(What you need to do): Copy out every line of the entries below without changing anything, but leave out the pictures.

====== Dataset content ======

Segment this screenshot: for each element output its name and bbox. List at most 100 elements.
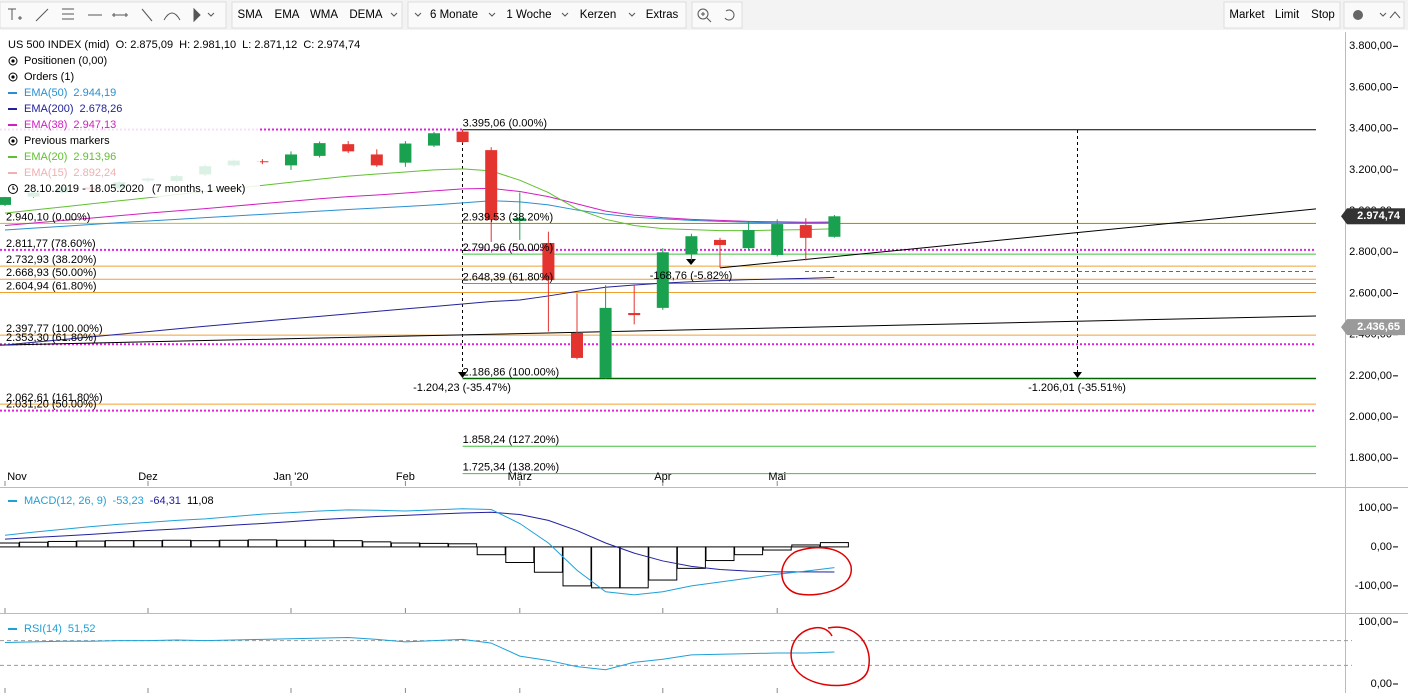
histogram-bar (190, 540, 220, 548)
measure-arrow (686, 259, 696, 265)
measure-label: -168,76 (-5.82%) (650, 270, 733, 282)
y-tick-label: 0,00 (1371, 678, 1392, 690)
y-tick-label: 100,00 (1358, 502, 1392, 514)
indicator-button[interactable]: EMA (275, 9, 300, 21)
candle-body (599, 307, 612, 378)
candle-body (542, 243, 555, 281)
x-tick-label: Jan '20 (273, 471, 308, 483)
icon-arrow[interactable] (193, 7, 201, 23)
level-label: 2.668,93 (50.00%) (6, 267, 97, 279)
y-tick-label: 3.800,00 (1349, 40, 1392, 52)
icon-arc[interactable] (163, 12, 181, 21)
chart-title: US 500 INDEX (mid) O: 2.875,09 H: 2.981,… (8, 39, 360, 51)
candle-body (771, 224, 784, 255)
icon-text[interactable] (8, 8, 22, 20)
order-button[interactable]: Market (1229, 9, 1265, 21)
ema-line (4, 168, 835, 232)
panel-title: RSI(14) (24, 623, 62, 635)
retracement-label: 2.790,96 (50.00%) (463, 242, 554, 254)
y-tick-label: 100,00 (1358, 616, 1392, 628)
order-button[interactable]: Limit (1275, 9, 1300, 21)
legend-entry[interactable]: Previous markers (24, 135, 110, 147)
indicator-group[interactable] (231, 1, 403, 29)
histogram-bar (648, 546, 678, 581)
level-label: 2.353,30 (61.80%) (6, 332, 97, 344)
candle-body (256, 161, 269, 163)
level-label: 2.940,10 (0.00%) (6, 211, 90, 223)
legend-icon[interactable] (8, 72, 18, 82)
zoom-icon[interactable] (697, 8, 709, 20)
candle-body (628, 313, 641, 316)
histogram-bar (0, 542, 20, 548)
histogram-bar (734, 546, 764, 556)
icon-line[interactable] (35, 8, 49, 22)
legend-icon-dot (11, 59, 15, 63)
candle-body (685, 236, 698, 255)
panel-title: MACD(12, 26, 9) (24, 495, 107, 507)
legend-value: 2.678,26 (80, 103, 123, 115)
legend-icon-dot (11, 139, 15, 143)
level-label: 2.062,61 (161.80%) (6, 392, 103, 404)
date-range: 28.10.2019 - 18.05.2020 (24, 183, 144, 195)
histogram-bar (505, 546, 535, 563)
measure-label: -1.204,23 (-35.47%) (413, 382, 511, 394)
y-tick-label: -100,00 (1355, 580, 1392, 592)
x-tick-label: Feb (396, 471, 415, 483)
icon-measure[interactable] (112, 13, 128, 17)
icon-pen[interactable] (141, 8, 153, 22)
price-label: 2.436,65 (1357, 321, 1400, 333)
histogram-bar (305, 539, 335, 548)
hand-drawn-circle (781, 546, 852, 596)
legend-value: -53,23 (113, 495, 144, 507)
level-label: 2.604,94 (61.80%) (6, 280, 97, 292)
histogram-bar (533, 546, 563, 573)
legend-entry[interactable]: Orders (1) (24, 71, 74, 83)
settings-icon[interactable] (1353, 10, 1363, 20)
level-label: 2.397,77 (100.00%) (6, 323, 103, 335)
reset-icon[interactable] (724, 9, 735, 21)
indicator-button[interactable]: WMA (310, 9, 338, 21)
icon-dropdown[interactable] (207, 12, 215, 17)
hand-drawn-circle (790, 626, 870, 687)
legend-icon[interactable] (8, 136, 18, 146)
histogram-bar (448, 543, 478, 548)
legend-name: EMA(200) (24, 103, 74, 115)
legend-entry[interactable]: Positionen (0,00) (24, 55, 107, 67)
order-group[interactable] (1223, 1, 1341, 29)
histogram-bar (705, 546, 735, 562)
legend-value: 2.947,13 (73, 119, 116, 131)
candle-body (456, 131, 469, 143)
interval-button[interactable]: 1 Woche (506, 9, 551, 21)
style-button[interactable]: Kerzen (580, 9, 616, 21)
retracement-label: 2.186,86 (100.00%) (463, 366, 560, 378)
histogram-bar (219, 539, 249, 548)
retracement-label: 1.725,34 (138.20%) (463, 462, 560, 474)
chart-area (0, 32, 1408, 693)
candle-body (399, 143, 412, 163)
range-button[interactable]: 6 Monate (430, 9, 478, 21)
settings-group[interactable] (407, 1, 687, 29)
dropdown[interactable] (390, 12, 398, 17)
candle-body (285, 154, 297, 166)
histogram-bar (76, 540, 106, 548)
candle-body (313, 143, 326, 156)
indicator-button[interactable]: DEMA (349, 9, 383, 21)
y-tick-label: 2.200,00 (1349, 370, 1392, 382)
icon-fib[interactable] (62, 8, 74, 20)
legend-value: 11,08 (187, 495, 214, 507)
histogram-bar (47, 540, 77, 548)
price-label-pointer (1341, 319, 1347, 336)
extras-button[interactable]: Extras (646, 9, 679, 21)
legend-value: 51,52 (68, 623, 96, 635)
histogram-bar (819, 542, 849, 548)
candle-body (513, 218, 526, 221)
legend-value: -64,31 (150, 495, 181, 507)
candle-body (656, 252, 669, 308)
order-button[interactable]: Stop (1311, 9, 1335, 21)
indicator-button[interactable]: SMA (238, 9, 263, 21)
x-tick-label: März (508, 471, 532, 483)
candle-body (571, 333, 583, 358)
legend-icon[interactable] (8, 56, 18, 66)
y-tick-label: 2.000,00 (1349, 411, 1392, 423)
rsi-line (4, 637, 835, 671)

======

(Task output):
Segment this screenshot: for each element output its name and bbox. List at most 100 elements.
histogram-bar (190, 540, 220, 548)
measure-arrow (686, 259, 696, 265)
measure-label: -168,76 (-5.82%) (650, 270, 733, 282)
y-tick-label: 0,00 (1371, 678, 1392, 690)
y-tick-label: 100,00 (1358, 502, 1392, 514)
indicator-button[interactable]: EMA (275, 9, 300, 21)
candle-body (599, 307, 612, 378)
candle-body (542, 243, 555, 281)
x-tick-label: Jan '20 (273, 471, 308, 483)
icon-arrow[interactable] (193, 7, 201, 23)
level-label: 2.668,93 (50.00%) (6, 267, 97, 279)
y-tick-label: 3.800,00 (1349, 40, 1392, 52)
icon-arc[interactable] (163, 12, 181, 21)
chart-title: US 500 INDEX (mid) O: 2.875,09 H: 2.981,… (8, 39, 360, 51)
candle-body (771, 224, 784, 255)
icon-text[interactable] (8, 8, 22, 20)
order-button[interactable]: Market (1229, 9, 1265, 21)
ema-line (4, 168, 835, 232)
panel-title: RSI(14) (24, 623, 62, 635)
retracement-label: 2.790,96 (50.00%) (463, 242, 554, 254)
y-tick-label: 100,00 (1358, 616, 1392, 628)
order-button[interactable]: Limit (1275, 9, 1300, 21)
legend-entry[interactable]: Previous markers (24, 135, 110, 147)
indicator-group[interactable] (231, 1, 403, 29)
histogram-bar (648, 546, 678, 581)
level-label: 2.353,30 (61.80%) (6, 332, 97, 344)
candle-body (256, 161, 269, 163)
level-label: 2.940,10 (0.00%) (6, 211, 90, 223)
legend-icon[interactable] (8, 72, 18, 82)
zoom-icon[interactable] (697, 8, 709, 20)
candle-body (628, 313, 641, 316)
histogram-bar (0, 542, 20, 548)
histogram-bar (734, 546, 764, 556)
icon-line[interactable] (35, 8, 49, 22)
legend-icon-dot (11, 59, 15, 63)
candle-body (685, 236, 698, 255)
panel-title: MACD(12, 26, 9) (24, 495, 107, 507)
legend-value: 2.678,26 (80, 103, 123, 115)
legend-icon-dot (11, 139, 15, 143)
level-label: 2.062,61 (161.80%) (6, 392, 103, 404)
date-range: 28.10.2019 - 18.05.2020 (24, 183, 144, 195)
histogram-bar (505, 546, 535, 563)
measure-label: -1.204,23 (-35.47%) (413, 382, 511, 394)
y-tick-label: -100,00 (1355, 580, 1392, 592)
x-tick-label: Feb (396, 471, 415, 483)
icon-measure[interactable] (112, 13, 128, 17)
icon-pen[interactable] (141, 8, 153, 22)
price-label: 2.436,65 (1357, 321, 1400, 333)
histogram-bar (305, 539, 335, 548)
hand-drawn-circle (781, 546, 852, 596)
legend-value: -53,23 (113, 495, 144, 507)
level-label: 2.604,94 (61.80%) (6, 280, 97, 292)
histogram-bar (533, 546, 563, 573)
legend-entry[interactable]: Orders (1) (24, 71, 74, 83)
settings-icon[interactable] (1353, 10, 1363, 20)
level-label: 2.397,77 (100.00%) (6, 323, 103, 335)
reset-icon[interactable] (724, 9, 735, 21)
indicator-button[interactable]: WMA (310, 9, 338, 21)
icon-dropdown[interactable] (207, 12, 215, 17)
hand-drawn-circle (790, 626, 870, 687)
legend-icon[interactable] (8, 136, 18, 146)
histogram-bar (448, 543, 478, 548)
legend-name: EMA(200) (24, 103, 74, 115)
legend-entry[interactable]: Positionen (0,00) (24, 55, 107, 67)
order-group[interactable] (1223, 1, 1341, 29)
histogram-bar (705, 546, 735, 562)
legend-value: 2.947,13 (73, 119, 116, 131)
candle-body (456, 131, 469, 143)
interval-button[interactable]: 1 Woche (506, 9, 551, 21)
style-button[interactable]: Kerzen (580, 9, 616, 21)
retracement-label: 2.186,86 (100.00%) (463, 366, 560, 378)
histogram-bar (219, 539, 249, 548)
retracement-label: 1.725,34 (138.20%) (463, 462, 560, 474)
chart-area (0, 32, 1408, 693)
candle-body (399, 143, 412, 163)
range-button[interactable]: 6 Monate (430, 9, 478, 21)
settings-group[interactable] (407, 1, 687, 29)
dropdown[interactable] (390, 12, 398, 17)
candle-body (285, 154, 297, 166)
histogram-bar (76, 540, 106, 548)
candle-body (313, 143, 326, 156)
indicator-button[interactable]: DEMA (349, 9, 383, 21)
y-tick-label: 2.200,00 (1349, 370, 1392, 382)
icon-fib[interactable] (62, 8, 74, 20)
legend-value: 11,08 (187, 495, 214, 507)
histogram-bar (47, 540, 77, 548)
price-label-pointer (1341, 319, 1347, 336)
extras-button[interactable]: Extras (646, 9, 679, 21)
legend-value: 51,52 (68, 623, 96, 635)
histogram-bar (819, 542, 849, 548)
candle-body (513, 218, 526, 221)
legend-value: -64,31 (150, 495, 181, 507)
candle-body (656, 252, 669, 308)
order-button[interactable]: Stop (1311, 9, 1335, 21)
indicator-button[interactable]: SMA (238, 9, 263, 21)
x-tick-label: März (508, 471, 532, 483)
candle-body (571, 333, 583, 358)
legend-icon[interactable] (8, 56, 18, 66)
y-tick-label: 2.000,00 (1349, 411, 1392, 423)
rsi-line (4, 637, 835, 671)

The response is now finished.